-- start Dataset --
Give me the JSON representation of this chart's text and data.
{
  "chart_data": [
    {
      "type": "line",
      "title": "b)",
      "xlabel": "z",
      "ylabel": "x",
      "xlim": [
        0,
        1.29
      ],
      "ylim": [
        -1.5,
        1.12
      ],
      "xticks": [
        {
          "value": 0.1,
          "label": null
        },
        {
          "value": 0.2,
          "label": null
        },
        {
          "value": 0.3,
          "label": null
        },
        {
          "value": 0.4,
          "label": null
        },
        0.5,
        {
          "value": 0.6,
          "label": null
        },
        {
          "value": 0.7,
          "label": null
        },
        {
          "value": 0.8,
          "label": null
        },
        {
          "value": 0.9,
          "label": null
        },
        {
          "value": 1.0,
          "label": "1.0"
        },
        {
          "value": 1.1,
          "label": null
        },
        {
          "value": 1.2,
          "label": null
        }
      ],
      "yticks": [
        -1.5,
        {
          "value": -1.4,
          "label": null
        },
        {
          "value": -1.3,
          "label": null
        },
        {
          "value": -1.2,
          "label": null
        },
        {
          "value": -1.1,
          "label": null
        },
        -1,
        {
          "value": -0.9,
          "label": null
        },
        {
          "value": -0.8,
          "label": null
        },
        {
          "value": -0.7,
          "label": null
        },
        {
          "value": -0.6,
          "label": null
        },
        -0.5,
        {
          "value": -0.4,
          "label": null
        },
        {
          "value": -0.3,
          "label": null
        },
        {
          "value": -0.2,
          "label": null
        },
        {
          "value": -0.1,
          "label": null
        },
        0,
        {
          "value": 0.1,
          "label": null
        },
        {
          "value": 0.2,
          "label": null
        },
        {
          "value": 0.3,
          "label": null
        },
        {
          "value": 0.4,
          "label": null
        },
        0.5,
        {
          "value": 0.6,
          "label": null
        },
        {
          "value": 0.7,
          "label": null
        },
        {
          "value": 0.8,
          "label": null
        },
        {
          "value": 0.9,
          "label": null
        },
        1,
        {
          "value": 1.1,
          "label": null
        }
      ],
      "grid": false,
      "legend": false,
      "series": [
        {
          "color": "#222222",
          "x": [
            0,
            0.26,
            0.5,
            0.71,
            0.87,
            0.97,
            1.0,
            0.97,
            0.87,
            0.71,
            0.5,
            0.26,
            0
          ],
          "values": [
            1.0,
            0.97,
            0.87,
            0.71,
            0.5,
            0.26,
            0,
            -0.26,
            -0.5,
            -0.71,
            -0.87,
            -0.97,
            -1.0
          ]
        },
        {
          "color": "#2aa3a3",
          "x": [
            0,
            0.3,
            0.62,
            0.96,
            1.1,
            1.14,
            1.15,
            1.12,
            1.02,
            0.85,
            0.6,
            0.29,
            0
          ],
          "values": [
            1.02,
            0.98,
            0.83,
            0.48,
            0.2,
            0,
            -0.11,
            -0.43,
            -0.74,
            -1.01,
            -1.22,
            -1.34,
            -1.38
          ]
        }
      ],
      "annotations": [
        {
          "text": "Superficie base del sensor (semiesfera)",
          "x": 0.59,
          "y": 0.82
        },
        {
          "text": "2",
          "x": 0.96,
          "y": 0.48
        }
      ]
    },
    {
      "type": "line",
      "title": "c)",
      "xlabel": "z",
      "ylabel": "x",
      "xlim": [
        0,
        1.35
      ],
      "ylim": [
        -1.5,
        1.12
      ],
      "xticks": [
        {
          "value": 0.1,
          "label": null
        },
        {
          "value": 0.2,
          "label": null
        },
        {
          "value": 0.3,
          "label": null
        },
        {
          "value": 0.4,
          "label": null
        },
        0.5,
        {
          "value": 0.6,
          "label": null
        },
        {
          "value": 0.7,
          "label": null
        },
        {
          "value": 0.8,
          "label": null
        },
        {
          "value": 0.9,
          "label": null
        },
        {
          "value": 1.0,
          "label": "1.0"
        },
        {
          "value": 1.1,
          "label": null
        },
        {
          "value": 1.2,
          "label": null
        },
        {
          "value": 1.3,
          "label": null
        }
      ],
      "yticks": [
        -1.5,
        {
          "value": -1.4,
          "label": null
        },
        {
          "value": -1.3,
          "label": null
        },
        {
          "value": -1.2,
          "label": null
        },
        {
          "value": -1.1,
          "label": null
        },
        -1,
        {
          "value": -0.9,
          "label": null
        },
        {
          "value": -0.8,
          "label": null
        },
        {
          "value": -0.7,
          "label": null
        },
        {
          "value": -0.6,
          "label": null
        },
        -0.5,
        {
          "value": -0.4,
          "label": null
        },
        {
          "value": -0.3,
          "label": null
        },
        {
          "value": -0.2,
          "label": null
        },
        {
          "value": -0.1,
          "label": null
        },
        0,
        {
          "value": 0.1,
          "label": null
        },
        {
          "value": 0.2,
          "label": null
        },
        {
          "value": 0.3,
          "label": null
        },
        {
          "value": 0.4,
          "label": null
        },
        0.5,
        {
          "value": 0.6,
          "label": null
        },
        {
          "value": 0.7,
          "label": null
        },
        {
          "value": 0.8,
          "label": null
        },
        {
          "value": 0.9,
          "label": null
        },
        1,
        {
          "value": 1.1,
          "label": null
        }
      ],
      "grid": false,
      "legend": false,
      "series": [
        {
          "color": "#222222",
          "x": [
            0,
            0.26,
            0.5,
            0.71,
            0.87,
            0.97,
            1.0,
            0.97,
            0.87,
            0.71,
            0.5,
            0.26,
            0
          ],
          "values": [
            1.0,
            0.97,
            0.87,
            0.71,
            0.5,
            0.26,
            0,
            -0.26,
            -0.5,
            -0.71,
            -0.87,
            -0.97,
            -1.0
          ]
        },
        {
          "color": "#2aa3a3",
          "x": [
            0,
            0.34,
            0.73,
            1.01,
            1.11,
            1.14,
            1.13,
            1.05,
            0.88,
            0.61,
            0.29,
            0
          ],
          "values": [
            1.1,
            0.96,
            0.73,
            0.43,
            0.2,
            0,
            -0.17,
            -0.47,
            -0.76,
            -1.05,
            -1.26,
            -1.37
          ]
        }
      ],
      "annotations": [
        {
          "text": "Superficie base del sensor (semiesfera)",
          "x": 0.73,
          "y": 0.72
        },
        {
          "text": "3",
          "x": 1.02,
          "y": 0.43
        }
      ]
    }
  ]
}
-- end Dataset --
-- start Dataset --
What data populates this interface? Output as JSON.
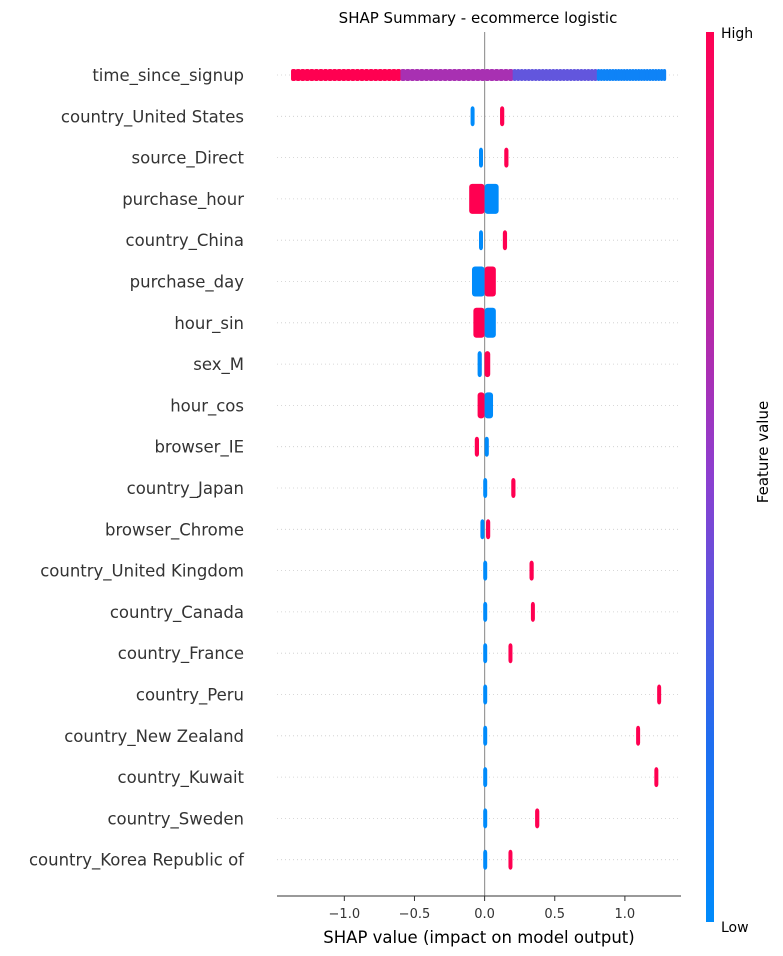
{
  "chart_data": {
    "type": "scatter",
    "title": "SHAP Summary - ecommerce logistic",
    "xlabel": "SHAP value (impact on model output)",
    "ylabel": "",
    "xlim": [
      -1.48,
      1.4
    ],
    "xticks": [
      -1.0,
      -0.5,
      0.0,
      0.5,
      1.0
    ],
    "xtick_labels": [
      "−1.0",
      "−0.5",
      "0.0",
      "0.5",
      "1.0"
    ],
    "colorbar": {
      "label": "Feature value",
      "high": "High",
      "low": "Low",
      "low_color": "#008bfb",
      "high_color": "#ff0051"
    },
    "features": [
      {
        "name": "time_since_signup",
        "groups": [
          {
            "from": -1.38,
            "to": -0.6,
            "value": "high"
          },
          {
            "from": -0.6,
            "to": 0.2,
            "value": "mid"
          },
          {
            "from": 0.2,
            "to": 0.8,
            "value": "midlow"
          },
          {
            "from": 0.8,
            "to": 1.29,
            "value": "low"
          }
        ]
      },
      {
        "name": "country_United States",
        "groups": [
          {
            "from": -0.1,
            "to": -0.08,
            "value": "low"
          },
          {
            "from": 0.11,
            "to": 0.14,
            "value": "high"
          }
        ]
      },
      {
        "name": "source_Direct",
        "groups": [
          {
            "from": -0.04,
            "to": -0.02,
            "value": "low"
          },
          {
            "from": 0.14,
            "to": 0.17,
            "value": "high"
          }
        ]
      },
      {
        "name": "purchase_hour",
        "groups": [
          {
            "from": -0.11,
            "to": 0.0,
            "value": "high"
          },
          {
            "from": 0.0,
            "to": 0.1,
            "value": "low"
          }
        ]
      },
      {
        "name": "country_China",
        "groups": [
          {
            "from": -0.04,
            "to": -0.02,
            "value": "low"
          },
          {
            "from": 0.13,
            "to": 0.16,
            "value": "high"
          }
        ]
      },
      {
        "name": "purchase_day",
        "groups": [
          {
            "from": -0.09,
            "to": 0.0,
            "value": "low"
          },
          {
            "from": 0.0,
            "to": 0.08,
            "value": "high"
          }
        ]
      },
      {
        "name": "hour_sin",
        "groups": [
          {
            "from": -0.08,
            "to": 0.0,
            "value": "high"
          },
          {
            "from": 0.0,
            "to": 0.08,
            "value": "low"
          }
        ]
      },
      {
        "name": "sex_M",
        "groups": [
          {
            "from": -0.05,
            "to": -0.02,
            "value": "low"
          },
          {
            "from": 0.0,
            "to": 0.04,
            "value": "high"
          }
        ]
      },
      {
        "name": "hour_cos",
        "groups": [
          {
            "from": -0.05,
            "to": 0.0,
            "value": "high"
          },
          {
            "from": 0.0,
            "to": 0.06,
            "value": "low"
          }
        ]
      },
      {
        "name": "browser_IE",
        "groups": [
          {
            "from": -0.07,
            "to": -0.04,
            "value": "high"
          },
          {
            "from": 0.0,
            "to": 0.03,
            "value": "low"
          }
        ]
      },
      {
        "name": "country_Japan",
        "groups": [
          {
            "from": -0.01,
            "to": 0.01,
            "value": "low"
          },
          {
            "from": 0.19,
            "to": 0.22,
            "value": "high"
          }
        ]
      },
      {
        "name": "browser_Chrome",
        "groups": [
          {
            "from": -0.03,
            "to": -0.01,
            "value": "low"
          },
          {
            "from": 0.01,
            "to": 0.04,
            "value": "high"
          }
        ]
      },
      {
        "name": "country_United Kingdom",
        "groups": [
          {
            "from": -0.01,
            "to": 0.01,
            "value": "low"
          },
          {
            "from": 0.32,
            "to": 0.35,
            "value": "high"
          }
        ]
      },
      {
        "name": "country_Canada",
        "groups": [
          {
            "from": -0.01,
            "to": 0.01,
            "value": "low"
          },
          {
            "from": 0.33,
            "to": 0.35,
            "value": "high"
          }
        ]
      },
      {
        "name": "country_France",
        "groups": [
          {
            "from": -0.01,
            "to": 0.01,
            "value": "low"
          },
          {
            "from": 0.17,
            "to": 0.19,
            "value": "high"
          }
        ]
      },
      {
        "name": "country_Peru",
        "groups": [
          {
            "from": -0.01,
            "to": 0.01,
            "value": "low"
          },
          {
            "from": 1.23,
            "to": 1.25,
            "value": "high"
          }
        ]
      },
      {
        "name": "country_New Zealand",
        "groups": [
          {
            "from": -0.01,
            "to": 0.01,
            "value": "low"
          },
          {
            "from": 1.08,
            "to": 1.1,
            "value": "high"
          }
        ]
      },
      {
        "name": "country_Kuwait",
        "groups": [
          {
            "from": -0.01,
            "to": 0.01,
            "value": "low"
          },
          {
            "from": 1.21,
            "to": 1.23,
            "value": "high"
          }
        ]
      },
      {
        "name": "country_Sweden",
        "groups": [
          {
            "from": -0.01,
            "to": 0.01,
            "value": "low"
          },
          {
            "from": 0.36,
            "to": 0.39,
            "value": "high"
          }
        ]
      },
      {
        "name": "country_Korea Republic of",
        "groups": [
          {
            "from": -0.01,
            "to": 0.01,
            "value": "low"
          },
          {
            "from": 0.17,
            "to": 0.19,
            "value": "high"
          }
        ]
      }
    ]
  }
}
-- end Dataset --
-- start Dataset --
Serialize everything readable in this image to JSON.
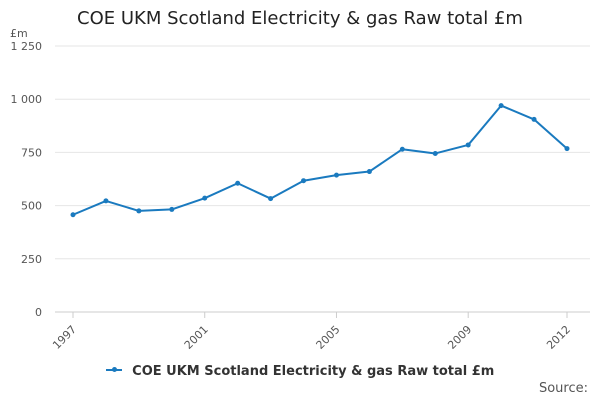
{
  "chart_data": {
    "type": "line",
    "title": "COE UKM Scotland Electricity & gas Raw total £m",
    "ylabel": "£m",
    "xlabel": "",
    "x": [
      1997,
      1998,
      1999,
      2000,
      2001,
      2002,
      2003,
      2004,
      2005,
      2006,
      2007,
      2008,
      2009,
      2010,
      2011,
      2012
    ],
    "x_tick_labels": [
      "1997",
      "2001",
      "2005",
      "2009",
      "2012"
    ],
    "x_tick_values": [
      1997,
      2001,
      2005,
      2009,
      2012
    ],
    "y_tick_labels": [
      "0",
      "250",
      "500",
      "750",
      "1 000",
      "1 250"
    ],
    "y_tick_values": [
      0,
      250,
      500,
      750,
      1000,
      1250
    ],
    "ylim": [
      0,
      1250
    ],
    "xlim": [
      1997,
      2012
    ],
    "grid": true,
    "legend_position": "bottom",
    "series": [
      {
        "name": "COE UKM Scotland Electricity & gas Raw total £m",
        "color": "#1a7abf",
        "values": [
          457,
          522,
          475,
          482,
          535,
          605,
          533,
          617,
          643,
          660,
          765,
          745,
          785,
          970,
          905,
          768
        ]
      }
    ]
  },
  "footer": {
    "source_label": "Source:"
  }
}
-- end Dataset --
Short task:
Within the material above, find the lines that contain the word "xlabel"; copy them.

Answer below:
      "xlabel": "z",
      "xlabel": "z",
    "xlabel": "SHAP value (impact on model output)",
    "xlabel": "",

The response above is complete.